Every record below should be written out exactly; pictures stay out.

---

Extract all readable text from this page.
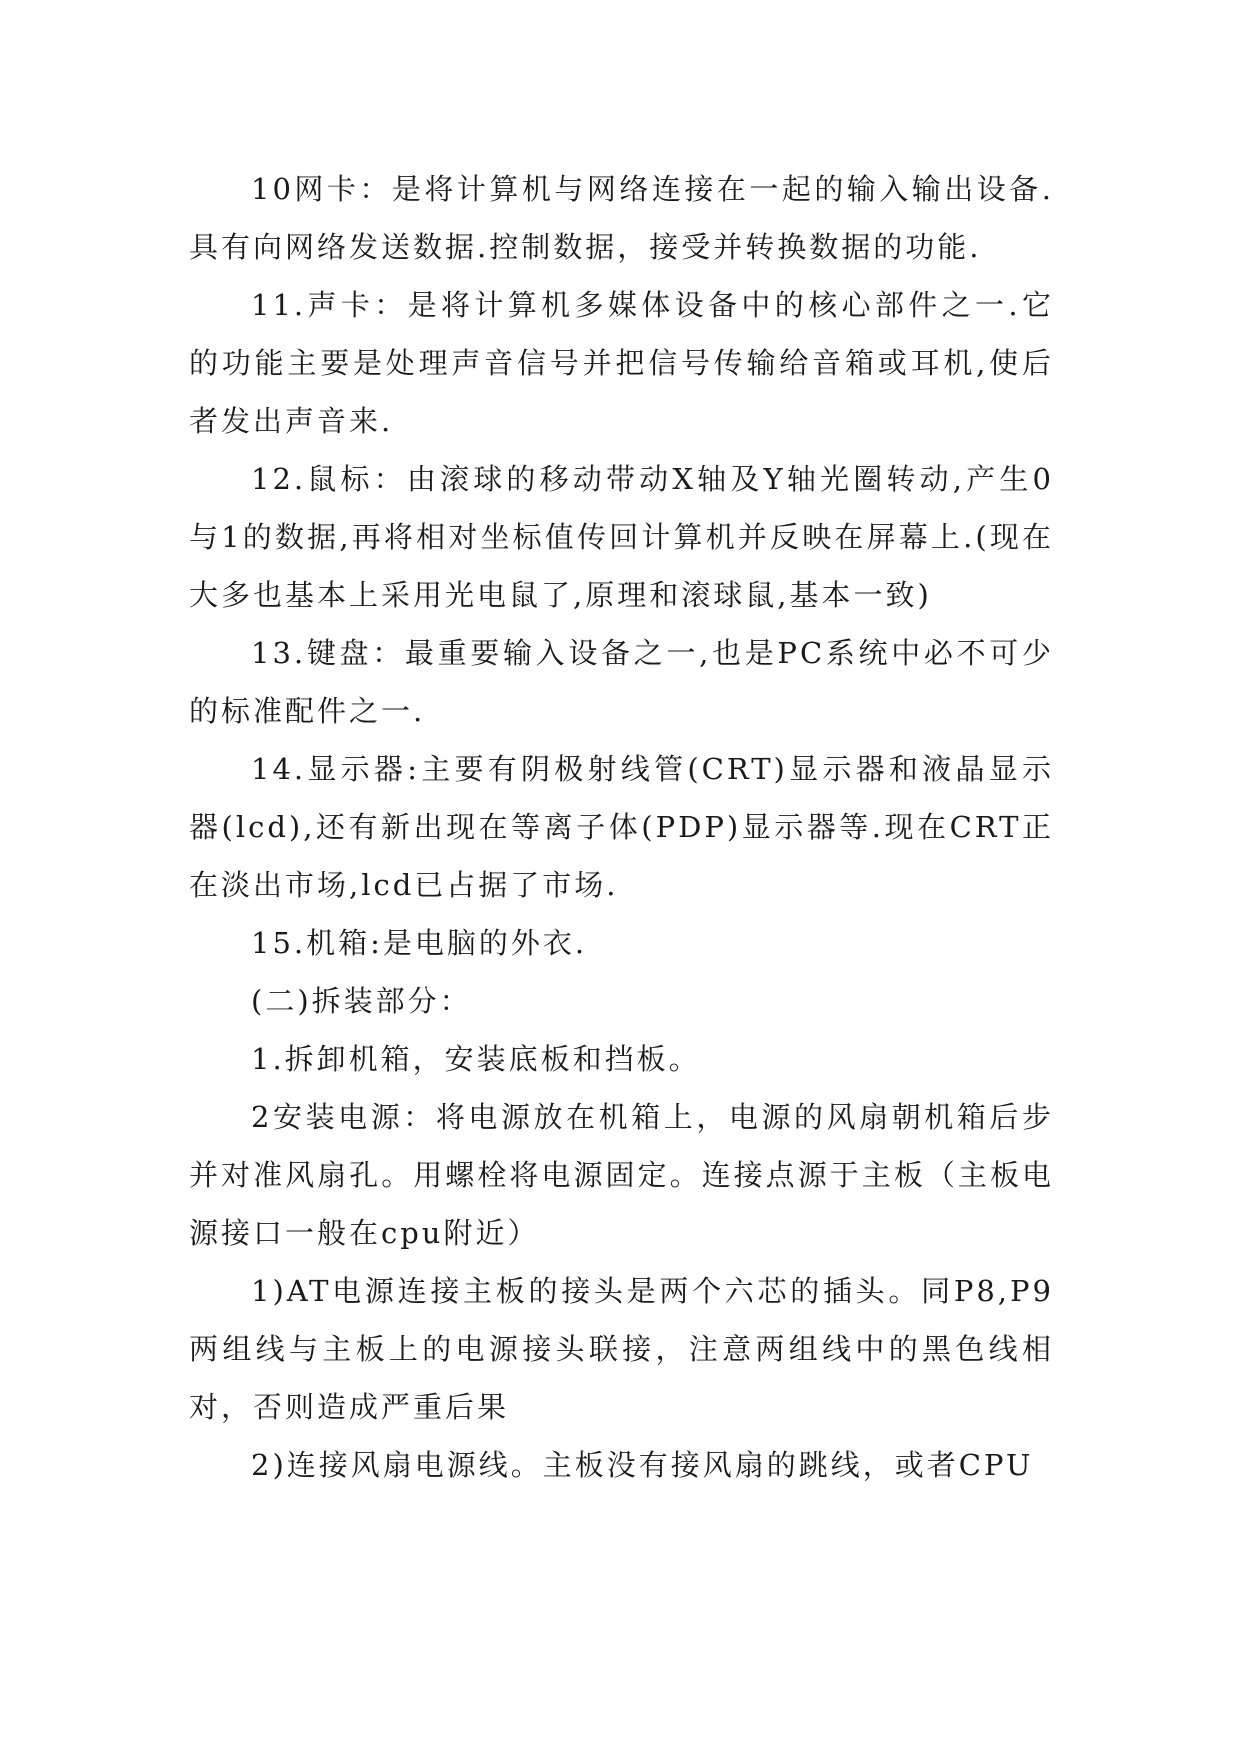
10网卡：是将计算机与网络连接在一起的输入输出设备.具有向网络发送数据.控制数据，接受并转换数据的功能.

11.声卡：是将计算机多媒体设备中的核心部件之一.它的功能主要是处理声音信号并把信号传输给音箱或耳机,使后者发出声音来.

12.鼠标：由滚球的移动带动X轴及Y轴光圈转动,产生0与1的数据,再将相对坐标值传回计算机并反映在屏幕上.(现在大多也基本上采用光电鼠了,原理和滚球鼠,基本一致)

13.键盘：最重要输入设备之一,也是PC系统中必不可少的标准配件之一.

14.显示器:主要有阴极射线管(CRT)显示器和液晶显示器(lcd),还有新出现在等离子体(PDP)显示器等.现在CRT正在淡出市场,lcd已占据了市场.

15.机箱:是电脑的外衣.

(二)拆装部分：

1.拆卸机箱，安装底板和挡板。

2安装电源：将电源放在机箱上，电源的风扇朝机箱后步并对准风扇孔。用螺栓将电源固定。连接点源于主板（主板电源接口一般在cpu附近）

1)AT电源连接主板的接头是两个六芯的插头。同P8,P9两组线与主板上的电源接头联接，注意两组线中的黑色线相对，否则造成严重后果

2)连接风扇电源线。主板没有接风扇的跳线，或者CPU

---

* **The answer**:
Extract all readable text from this page.
10网卡：是将计算机与网络连接在一起的输入输出设备.具有向网络发送数据.控制数据，接受并转换数据的功能.

11.声卡：是将计算机多媒体设备中的核心部件之一.它的功能主要是处理声音信号并把信号传输给音箱或耳机,使后者发出声音来.

12.鼠标：由滚球的移动带动X轴及Y轴光圈转动,产生0与1的数据,再将相对坐标值传回计算机并反映在屏幕上.(现在大多也基本上采用光电鼠了,原理和滚球鼠,基本一致)

13.键盘：最重要输入设备之一,也是PC系统中必不可少的标准配件之一.

14.显示器:主要有阴极射线管(CRT)显示器和液晶显示器(lcd),还有新出现在等离子体(PDP)显示器等.现在CRT正在淡出市场,lcd已占据了市场.

15.机箱:是电脑的外衣.

(二)拆装部分：

1.拆卸机箱，安装底板和挡板。

2安装电源：将电源放在机箱上，电源的风扇朝机箱后步并对准风扇孔。用螺栓将电源固定。连接点源于主板（主板电源接口一般在cpu附近）

1)AT电源连接主板的接头是两个六芯的插头。同P8,P9两组线与主板上的电源接头联接，注意两组线中的黑色线相对，否则造成严重后果

2)连接风扇电源线。主板没有接风扇的跳线，或者CPU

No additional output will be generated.